Extracted records
===
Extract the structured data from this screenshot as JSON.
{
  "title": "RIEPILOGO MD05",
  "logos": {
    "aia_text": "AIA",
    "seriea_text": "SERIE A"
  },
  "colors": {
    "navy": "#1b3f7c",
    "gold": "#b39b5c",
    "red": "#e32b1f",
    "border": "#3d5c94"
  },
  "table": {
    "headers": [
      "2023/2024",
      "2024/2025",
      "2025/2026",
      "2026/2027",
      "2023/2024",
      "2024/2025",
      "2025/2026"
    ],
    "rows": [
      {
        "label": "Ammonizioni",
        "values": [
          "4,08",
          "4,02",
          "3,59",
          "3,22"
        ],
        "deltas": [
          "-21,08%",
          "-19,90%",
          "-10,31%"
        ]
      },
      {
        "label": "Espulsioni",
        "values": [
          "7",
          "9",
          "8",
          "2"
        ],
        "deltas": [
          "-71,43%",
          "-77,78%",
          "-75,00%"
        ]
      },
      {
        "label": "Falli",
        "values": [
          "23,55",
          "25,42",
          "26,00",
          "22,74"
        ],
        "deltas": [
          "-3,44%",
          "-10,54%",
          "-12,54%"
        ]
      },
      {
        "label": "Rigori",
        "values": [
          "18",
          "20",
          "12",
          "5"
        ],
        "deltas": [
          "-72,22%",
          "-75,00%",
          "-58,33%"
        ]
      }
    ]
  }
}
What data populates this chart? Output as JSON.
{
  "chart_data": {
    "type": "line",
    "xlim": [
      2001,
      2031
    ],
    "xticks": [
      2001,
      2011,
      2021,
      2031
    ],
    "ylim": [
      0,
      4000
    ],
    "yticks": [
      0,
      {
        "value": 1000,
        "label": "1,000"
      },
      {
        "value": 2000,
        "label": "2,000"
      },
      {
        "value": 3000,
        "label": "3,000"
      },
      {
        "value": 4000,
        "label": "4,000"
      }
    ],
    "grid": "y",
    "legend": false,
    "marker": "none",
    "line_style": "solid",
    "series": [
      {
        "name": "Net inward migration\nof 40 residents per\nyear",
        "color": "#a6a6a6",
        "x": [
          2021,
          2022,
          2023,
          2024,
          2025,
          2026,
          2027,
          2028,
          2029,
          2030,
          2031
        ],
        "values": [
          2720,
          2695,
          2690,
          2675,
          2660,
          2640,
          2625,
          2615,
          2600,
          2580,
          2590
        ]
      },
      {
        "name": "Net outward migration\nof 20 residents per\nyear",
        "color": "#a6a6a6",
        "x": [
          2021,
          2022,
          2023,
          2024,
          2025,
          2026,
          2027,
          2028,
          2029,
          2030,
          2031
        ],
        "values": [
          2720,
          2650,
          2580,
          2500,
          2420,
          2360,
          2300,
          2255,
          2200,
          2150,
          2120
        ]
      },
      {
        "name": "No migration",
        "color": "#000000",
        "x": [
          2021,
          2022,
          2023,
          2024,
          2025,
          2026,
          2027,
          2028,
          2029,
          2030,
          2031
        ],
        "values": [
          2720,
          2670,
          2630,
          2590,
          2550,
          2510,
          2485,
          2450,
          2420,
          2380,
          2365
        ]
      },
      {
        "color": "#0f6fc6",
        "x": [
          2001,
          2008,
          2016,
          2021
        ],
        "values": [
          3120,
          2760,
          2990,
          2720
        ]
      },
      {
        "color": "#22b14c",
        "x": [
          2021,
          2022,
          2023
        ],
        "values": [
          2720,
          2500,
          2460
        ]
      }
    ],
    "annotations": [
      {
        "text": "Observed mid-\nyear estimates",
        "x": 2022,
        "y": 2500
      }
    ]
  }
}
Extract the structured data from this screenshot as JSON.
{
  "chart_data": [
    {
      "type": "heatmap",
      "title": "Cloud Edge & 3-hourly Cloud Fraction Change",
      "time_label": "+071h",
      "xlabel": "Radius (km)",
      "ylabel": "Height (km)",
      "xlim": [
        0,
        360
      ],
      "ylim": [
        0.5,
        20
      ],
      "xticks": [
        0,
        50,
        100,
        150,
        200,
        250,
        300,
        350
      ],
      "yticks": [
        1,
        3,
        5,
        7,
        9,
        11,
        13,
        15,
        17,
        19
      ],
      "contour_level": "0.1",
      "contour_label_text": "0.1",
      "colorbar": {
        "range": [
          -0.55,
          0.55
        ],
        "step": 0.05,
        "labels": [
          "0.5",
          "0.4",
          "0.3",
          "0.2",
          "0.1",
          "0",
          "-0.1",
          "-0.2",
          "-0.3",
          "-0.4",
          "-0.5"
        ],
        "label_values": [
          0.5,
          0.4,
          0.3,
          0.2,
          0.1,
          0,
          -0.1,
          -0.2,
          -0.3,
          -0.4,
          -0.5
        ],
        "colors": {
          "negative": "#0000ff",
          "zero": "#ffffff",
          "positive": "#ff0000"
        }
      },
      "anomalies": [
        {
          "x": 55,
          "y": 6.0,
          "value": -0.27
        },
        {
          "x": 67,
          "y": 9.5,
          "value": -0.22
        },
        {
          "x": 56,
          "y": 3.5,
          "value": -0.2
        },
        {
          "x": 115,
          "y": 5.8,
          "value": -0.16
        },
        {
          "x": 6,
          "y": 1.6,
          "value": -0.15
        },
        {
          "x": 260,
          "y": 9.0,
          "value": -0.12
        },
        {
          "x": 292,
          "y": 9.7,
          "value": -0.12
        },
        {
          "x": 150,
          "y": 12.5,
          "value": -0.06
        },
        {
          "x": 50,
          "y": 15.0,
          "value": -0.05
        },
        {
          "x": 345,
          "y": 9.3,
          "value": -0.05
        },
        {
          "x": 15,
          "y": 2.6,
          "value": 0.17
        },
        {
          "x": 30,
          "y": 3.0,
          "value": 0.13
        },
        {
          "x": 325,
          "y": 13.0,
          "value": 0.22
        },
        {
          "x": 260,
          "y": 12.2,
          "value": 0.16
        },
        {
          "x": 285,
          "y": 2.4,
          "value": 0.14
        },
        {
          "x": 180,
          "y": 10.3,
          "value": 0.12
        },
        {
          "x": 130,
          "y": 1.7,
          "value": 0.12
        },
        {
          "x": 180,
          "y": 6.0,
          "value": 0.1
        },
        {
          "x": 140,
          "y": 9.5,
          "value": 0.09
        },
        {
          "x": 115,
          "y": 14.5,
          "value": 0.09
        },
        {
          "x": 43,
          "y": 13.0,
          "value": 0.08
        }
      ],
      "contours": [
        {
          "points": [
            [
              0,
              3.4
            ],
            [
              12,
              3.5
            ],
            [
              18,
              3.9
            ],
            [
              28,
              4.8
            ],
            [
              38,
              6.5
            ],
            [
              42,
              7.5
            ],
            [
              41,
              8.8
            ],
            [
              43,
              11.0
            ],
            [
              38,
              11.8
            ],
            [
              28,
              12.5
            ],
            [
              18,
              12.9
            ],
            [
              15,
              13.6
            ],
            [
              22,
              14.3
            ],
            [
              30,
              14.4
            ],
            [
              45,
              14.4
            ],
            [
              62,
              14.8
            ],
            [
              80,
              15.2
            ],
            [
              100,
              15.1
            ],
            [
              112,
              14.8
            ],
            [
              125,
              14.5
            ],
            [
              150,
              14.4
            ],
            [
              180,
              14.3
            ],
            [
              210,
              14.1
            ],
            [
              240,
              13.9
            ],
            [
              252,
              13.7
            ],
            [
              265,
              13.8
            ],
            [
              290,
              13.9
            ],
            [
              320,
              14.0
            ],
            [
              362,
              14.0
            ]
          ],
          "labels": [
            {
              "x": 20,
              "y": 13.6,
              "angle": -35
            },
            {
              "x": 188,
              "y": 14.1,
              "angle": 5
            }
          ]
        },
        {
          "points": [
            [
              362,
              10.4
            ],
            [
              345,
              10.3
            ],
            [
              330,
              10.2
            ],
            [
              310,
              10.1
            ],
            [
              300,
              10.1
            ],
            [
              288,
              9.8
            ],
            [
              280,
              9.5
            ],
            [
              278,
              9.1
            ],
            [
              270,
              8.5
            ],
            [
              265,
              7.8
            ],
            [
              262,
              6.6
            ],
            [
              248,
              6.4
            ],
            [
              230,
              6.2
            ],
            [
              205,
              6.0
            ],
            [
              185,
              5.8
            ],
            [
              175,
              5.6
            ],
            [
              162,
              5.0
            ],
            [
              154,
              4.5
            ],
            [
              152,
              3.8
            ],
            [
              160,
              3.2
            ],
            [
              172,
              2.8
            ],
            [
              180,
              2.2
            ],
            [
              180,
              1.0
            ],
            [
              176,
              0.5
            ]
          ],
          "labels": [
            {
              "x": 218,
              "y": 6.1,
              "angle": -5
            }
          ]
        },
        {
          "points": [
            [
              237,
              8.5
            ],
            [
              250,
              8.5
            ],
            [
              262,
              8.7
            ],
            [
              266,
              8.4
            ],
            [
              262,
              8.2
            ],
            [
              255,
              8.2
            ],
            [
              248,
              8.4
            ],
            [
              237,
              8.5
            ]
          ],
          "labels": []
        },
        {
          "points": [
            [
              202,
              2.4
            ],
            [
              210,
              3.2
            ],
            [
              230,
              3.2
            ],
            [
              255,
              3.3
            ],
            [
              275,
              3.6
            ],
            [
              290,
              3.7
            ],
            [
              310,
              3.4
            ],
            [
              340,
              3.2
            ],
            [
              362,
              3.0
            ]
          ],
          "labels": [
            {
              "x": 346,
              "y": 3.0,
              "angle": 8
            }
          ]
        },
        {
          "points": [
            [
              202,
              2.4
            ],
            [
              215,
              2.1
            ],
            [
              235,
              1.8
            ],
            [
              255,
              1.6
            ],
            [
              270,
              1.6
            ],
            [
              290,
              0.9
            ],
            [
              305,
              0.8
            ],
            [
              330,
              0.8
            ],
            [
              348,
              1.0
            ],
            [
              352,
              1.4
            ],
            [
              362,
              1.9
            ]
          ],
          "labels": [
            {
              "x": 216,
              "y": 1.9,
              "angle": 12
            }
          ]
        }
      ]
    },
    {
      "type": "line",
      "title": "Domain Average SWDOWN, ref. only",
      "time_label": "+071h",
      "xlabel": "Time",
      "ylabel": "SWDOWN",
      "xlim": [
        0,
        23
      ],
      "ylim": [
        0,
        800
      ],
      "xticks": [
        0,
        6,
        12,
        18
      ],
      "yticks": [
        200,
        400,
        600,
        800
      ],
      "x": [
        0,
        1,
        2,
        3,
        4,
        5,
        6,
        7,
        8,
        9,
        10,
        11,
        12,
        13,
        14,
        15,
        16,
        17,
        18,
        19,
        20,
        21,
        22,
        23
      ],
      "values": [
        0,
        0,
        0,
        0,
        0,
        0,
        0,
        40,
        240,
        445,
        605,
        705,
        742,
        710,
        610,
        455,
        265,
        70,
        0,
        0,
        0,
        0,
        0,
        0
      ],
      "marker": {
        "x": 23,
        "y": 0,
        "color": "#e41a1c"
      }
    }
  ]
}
===
→ TASK DIRECTIONS
Of the lines in the material, how many hold the word "nyear"? Reply with the number only.

→ ANSWER FOR THE TASK
3